* _To do_
Every line below is to be quoted exactly, with nothing added or dropped.

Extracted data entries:

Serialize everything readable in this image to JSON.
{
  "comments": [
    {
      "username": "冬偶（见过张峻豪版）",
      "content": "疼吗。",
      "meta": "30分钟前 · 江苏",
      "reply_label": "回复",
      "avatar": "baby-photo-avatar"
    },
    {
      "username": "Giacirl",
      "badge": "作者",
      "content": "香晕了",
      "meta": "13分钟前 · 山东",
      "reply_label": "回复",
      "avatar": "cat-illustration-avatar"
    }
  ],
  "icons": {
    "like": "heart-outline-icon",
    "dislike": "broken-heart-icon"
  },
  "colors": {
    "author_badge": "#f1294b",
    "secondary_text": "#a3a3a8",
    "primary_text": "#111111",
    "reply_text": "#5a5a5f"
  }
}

* _Full solution_
Serialize everything readable in this image to JSON.
{
  "comments": [
    {
      "username": "冬偶（见过张峻豪版）",
      "content": "疼吗。",
      "meta": "30分钟前 · 江苏",
      "reply_label": "回复",
      "avatar": "baby-photo-avatar"
    },
    {
      "username": "Giacirl",
      "badge": "作者",
      "content": "香晕了",
      "meta": "13分钟前 · 山东",
      "reply_label": "回复",
      "avatar": "cat-illustration-avatar"
    }
  ],
  "icons": {
    "like": "heart-outline-icon",
    "dislike": "broken-heart-icon"
  },
  "colors": {
    "author_badge": "#f1294b",
    "secondary_text": "#a3a3a8",
    "primary_text": "#111111",
    "reply_text": "#5a5a5f"
  }
}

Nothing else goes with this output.